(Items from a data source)
□ □ □ □ □
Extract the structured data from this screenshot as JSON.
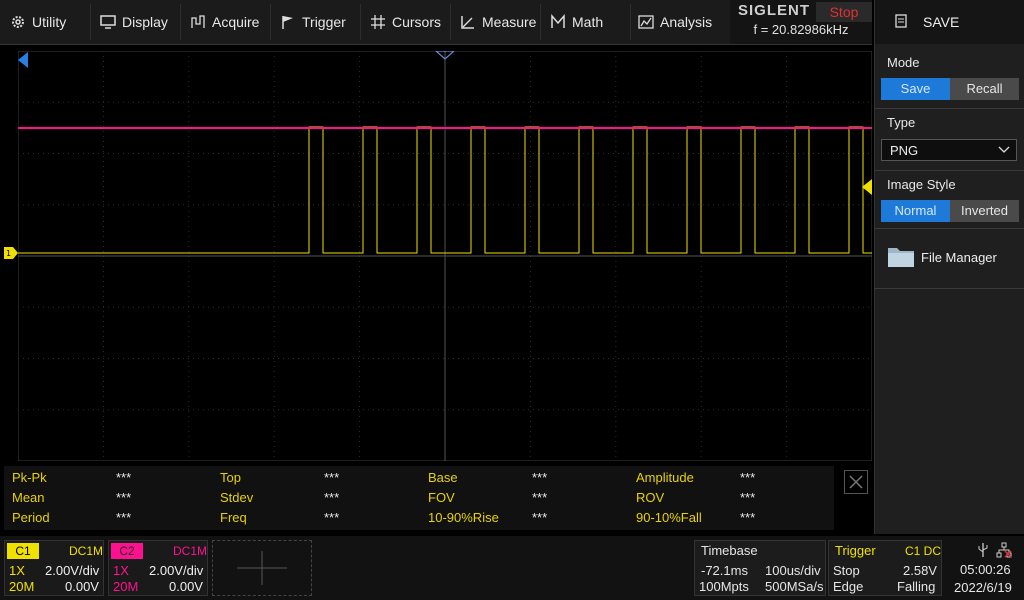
{
  "menu": [
    {
      "label": "Utility",
      "icon": "gear-icon"
    },
    {
      "label": "Display",
      "icon": "monitor-icon"
    },
    {
      "label": "Acquire",
      "icon": "acquire-icon"
    },
    {
      "label": "Trigger",
      "icon": "flag-icon"
    },
    {
      "label": "Cursors",
      "icon": "cursor-cross-icon"
    },
    {
      "label": "Measure",
      "icon": "measure-icon"
    },
    {
      "label": "Math",
      "icon": "math-icon"
    },
    {
      "label": "Analysis",
      "icon": "analysis-icon"
    }
  ],
  "brand": {
    "name": "SIGLENT",
    "status": "Stop",
    "frequency": "f = 20.82986kHz"
  },
  "panel": {
    "title": "SAVE",
    "mode": {
      "label": "Mode",
      "options": [
        "Save",
        "Recall"
      ],
      "selected": "Save"
    },
    "type": {
      "label": "Type",
      "value": "PNG"
    },
    "image_style": {
      "label": "Image Style",
      "options": [
        "Normal",
        "Inverted"
      ],
      "selected": "Normal"
    },
    "file_manager": "File Manager"
  },
  "measurements": [
    [
      {
        "label": "Pk-Pk",
        "value": "***"
      },
      {
        "label": "Top",
        "value": "***"
      },
      {
        "label": "Base",
        "value": "***"
      },
      {
        "label": "Amplitude",
        "value": "***"
      }
    ],
    [
      {
        "label": "Mean",
        "value": "***"
      },
      {
        "label": "Stdev",
        "value": "***"
      },
      {
        "label": "FOV",
        "value": "***"
      },
      {
        "label": "ROV",
        "value": "***"
      }
    ],
    [
      {
        "label": "Period",
        "value": "***"
      },
      {
        "label": "Freq",
        "value": "***"
      },
      {
        "label": "10-90%Rise",
        "value": "***"
      },
      {
        "label": "90-10%Fall",
        "value": "***"
      }
    ]
  ],
  "channels": [
    {
      "name": "C1",
      "coupling": "DC1M",
      "probe": "1X",
      "scale": "2.00V/div",
      "bw": "20M",
      "offset": "0.00V",
      "color": "#f0e000"
    },
    {
      "name": "C2",
      "coupling": "DC1M",
      "probe": "1X",
      "scale": "2.00V/div",
      "bw": "20M",
      "offset": "0.00V",
      "color": "#ff1090"
    }
  ],
  "timebase": {
    "label": "Timebase",
    "delay": "-72.1ms",
    "scale": "100us/div",
    "memory": "100Mpts",
    "rate": "500MSa/s"
  },
  "trigger": {
    "label": "Trigger",
    "source": "C1 DC",
    "state": "Stop",
    "level": "2.58V",
    "type": "Edge",
    "slope": "Falling"
  },
  "clock": {
    "time": "05:00:26",
    "date": "2022/6/19"
  },
  "colors": {
    "ch1": "#f0e000",
    "ch2": "#ff1090",
    "accent": "#1e7ad8"
  }
}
□ □ □ □ □
Print the records above exactly as they stand, but leave out the pictures.

Answer to the exercise:
Extract the structured data from this screenshot as JSON.
{
  "menu": [
    {
      "label": "Utility",
      "icon": "gear-icon"
    },
    {
      "label": "Display",
      "icon": "monitor-icon"
    },
    {
      "label": "Acquire",
      "icon": "acquire-icon"
    },
    {
      "label": "Trigger",
      "icon": "flag-icon"
    },
    {
      "label": "Cursors",
      "icon": "cursor-cross-icon"
    },
    {
      "label": "Measure",
      "icon": "measure-icon"
    },
    {
      "label": "Math",
      "icon": "math-icon"
    },
    {
      "label": "Analysis",
      "icon": "analysis-icon"
    }
  ],
  "brand": {
    "name": "SIGLENT",
    "status": "Stop",
    "frequency": "f = 20.82986kHz"
  },
  "panel": {
    "title": "SAVE",
    "mode": {
      "label": "Mode",
      "options": [
        "Save",
        "Recall"
      ],
      "selected": "Save"
    },
    "type": {
      "label": "Type",
      "value": "PNG"
    },
    "image_style": {
      "label": "Image Style",
      "options": [
        "Normal",
        "Inverted"
      ],
      "selected": "Normal"
    },
    "file_manager": "File Manager"
  },
  "measurements": [
    [
      {
        "label": "Pk-Pk",
        "value": "***"
      },
      {
        "label": "Top",
        "value": "***"
      },
      {
        "label": "Base",
        "value": "***"
      },
      {
        "label": "Amplitude",
        "value": "***"
      }
    ],
    [
      {
        "label": "Mean",
        "value": "***"
      },
      {
        "label": "Stdev",
        "value": "***"
      },
      {
        "label": "FOV",
        "value": "***"
      },
      {
        "label": "ROV",
        "value": "***"
      }
    ],
    [
      {
        "label": "Period",
        "value": "***"
      },
      {
        "label": "Freq",
        "value": "***"
      },
      {
        "label": "10-90%Rise",
        "value": "***"
      },
      {
        "label": "90-10%Fall",
        "value": "***"
      }
    ]
  ],
  "channels": [
    {
      "name": "C1",
      "coupling": "DC1M",
      "probe": "1X",
      "scale": "2.00V/div",
      "bw": "20M",
      "offset": "0.00V",
      "color": "#f0e000"
    },
    {
      "name": "C2",
      "coupling": "DC1M",
      "probe": "1X",
      "scale": "2.00V/div",
      "bw": "20M",
      "offset": "0.00V",
      "color": "#ff1090"
    }
  ],
  "timebase": {
    "label": "Timebase",
    "delay": "-72.1ms",
    "scale": "100us/div",
    "memory": "100Mpts",
    "rate": "500MSa/s"
  },
  "trigger": {
    "label": "Trigger",
    "source": "C1 DC",
    "state": "Stop",
    "level": "2.58V",
    "type": "Edge",
    "slope": "Falling"
  },
  "clock": {
    "time": "05:00:26",
    "date": "2022/6/19"
  },
  "colors": {
    "ch1": "#f0e000",
    "ch2": "#ff1090",
    "accent": "#1e7ad8"
  }
}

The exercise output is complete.